Omit all images, then return the remaining material exactly as it stands.

□ □ □ □ □

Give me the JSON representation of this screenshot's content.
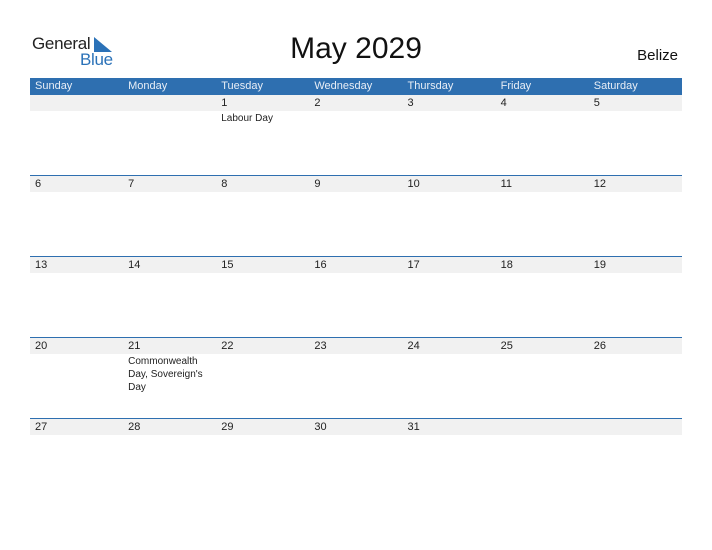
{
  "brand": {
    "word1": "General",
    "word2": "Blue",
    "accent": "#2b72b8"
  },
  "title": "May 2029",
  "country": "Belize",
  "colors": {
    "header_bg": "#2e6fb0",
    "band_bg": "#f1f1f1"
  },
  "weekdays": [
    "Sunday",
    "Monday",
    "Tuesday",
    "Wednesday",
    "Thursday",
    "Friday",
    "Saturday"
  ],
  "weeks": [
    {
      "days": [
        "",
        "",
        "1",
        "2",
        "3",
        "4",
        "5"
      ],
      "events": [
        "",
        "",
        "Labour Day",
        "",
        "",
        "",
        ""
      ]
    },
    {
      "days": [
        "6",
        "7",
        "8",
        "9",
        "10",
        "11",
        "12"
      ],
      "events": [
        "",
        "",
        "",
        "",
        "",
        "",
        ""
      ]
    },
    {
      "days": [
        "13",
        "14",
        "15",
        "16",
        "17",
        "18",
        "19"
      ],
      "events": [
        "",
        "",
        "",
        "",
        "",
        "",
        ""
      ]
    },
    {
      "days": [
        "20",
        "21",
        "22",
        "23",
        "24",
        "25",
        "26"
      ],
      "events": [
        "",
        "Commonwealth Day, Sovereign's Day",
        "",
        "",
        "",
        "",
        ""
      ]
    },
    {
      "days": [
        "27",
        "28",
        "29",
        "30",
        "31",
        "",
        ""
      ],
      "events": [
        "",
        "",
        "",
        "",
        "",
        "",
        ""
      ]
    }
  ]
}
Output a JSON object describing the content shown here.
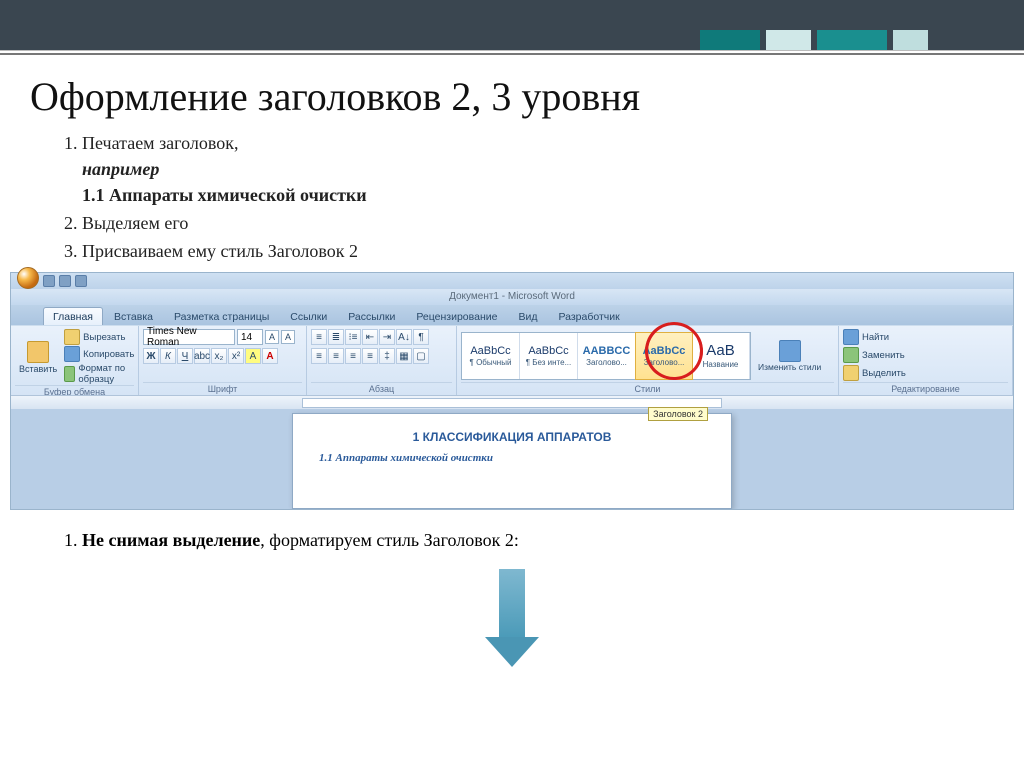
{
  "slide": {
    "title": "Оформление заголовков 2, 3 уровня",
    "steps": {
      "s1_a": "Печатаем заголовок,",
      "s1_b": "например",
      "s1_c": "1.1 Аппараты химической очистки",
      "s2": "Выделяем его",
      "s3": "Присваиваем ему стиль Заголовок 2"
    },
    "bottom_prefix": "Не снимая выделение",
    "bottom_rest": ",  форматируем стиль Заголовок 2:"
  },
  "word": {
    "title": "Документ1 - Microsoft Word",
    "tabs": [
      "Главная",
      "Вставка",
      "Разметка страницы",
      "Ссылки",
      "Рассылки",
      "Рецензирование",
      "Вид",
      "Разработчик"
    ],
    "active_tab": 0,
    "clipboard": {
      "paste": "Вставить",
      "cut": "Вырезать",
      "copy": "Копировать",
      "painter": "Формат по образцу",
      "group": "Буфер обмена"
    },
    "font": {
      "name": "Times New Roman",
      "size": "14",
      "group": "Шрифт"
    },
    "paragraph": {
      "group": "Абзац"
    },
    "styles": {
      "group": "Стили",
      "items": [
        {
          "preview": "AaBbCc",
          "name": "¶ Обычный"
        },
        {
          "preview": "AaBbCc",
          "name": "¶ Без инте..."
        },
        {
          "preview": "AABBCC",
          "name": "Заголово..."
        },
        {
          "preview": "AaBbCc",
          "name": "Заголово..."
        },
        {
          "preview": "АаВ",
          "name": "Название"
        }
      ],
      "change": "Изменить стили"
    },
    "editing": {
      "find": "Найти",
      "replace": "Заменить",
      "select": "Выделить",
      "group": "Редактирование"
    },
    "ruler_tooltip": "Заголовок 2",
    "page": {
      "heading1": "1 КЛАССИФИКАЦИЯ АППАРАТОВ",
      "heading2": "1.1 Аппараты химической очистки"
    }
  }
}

□ □ □ □ □

Task response:
Give me the JSON representation of this screenshot's content.
{
  "brand": {
    "word1": "General",
    "word2": "Blue",
    "accent": "#2b72b8"
  },
  "title": "May 2029",
  "country": "Belize",
  "colors": {
    "header_bg": "#2e6fb0",
    "band_bg": "#f1f1f1"
  },
  "weekdays": [
    "Sunday",
    "Monday",
    "Tuesday",
    "Wednesday",
    "Thursday",
    "Friday",
    "Saturday"
  ],
  "weeks": [
    {
      "days": [
        "",
        "",
        "1",
        "2",
        "3",
        "4",
        "5"
      ],
      "events": [
        "",
        "",
        "Labour Day",
        "",
        "",
        "",
        ""
      ]
    },
    {
      "days": [
        "6",
        "7",
        "8",
        "9",
        "10",
        "11",
        "12"
      ],
      "events": [
        "",
        "",
        "",
        "",
        "",
        "",
        ""
      ]
    },
    {
      "days": [
        "13",
        "14",
        "15",
        "16",
        "17",
        "18",
        "19"
      ],
      "events": [
        "",
        "",
        "",
        "",
        "",
        "",
        ""
      ]
    },
    {
      "days": [
        "20",
        "21",
        "22",
        "23",
        "24",
        "25",
        "26"
      ],
      "events": [
        "",
        "Commonwealth Day, Sovereign's Day",
        "",
        "",
        "",
        "",
        ""
      ]
    },
    {
      "days": [
        "27",
        "28",
        "29",
        "30",
        "31",
        "",
        ""
      ],
      "events": [
        "",
        "",
        "",
        "",
        "",
        "",
        ""
      ]
    }
  ]
}
Output a JSON object describing the content shown here.
{
  "slide": {
    "title": "Оформление заголовков 2, 3 уровня",
    "steps": {
      "s1_a": "Печатаем заголовок,",
      "s1_b": "например",
      "s1_c": "1.1 Аппараты химической очистки",
      "s2": "Выделяем его",
      "s3": "Присваиваем ему стиль Заголовок 2"
    },
    "bottom_prefix": "Не снимая выделение",
    "bottom_rest": ",  форматируем стиль Заголовок 2:"
  },
  "word": {
    "title": "Документ1 - Microsoft Word",
    "tabs": [
      "Главная",
      "Вставка",
      "Разметка страницы",
      "Ссылки",
      "Рассылки",
      "Рецензирование",
      "Вид",
      "Разработчик"
    ],
    "active_tab": 0,
    "clipboard": {
      "paste": "Вставить",
      "cut": "Вырезать",
      "copy": "Копировать",
      "painter": "Формат по образцу",
      "group": "Буфер обмена"
    },
    "font": {
      "name": "Times New Roman",
      "size": "14",
      "group": "Шрифт"
    },
    "paragraph": {
      "group": "Абзац"
    },
    "styles": {
      "group": "Стили",
      "items": [
        {
          "preview": "AaBbCc",
          "name": "¶ Обычный"
        },
        {
          "preview": "AaBbCc",
          "name": "¶ Без инте..."
        },
        {
          "preview": "AABBCC",
          "name": "Заголово..."
        },
        {
          "preview": "AaBbCc",
          "name": "Заголово..."
        },
        {
          "preview": "АаВ",
          "name": "Название"
        }
      ],
      "change": "Изменить стили"
    },
    "editing": {
      "find": "Найти",
      "replace": "Заменить",
      "select": "Выделить",
      "group": "Редактирование"
    },
    "ruler_tooltip": "Заголовок 2",
    "page": {
      "heading1": "1 КЛАССИФИКАЦИЯ АППАРАТОВ",
      "heading2": "1.1 Аппараты химической очистки"
    }
  }
}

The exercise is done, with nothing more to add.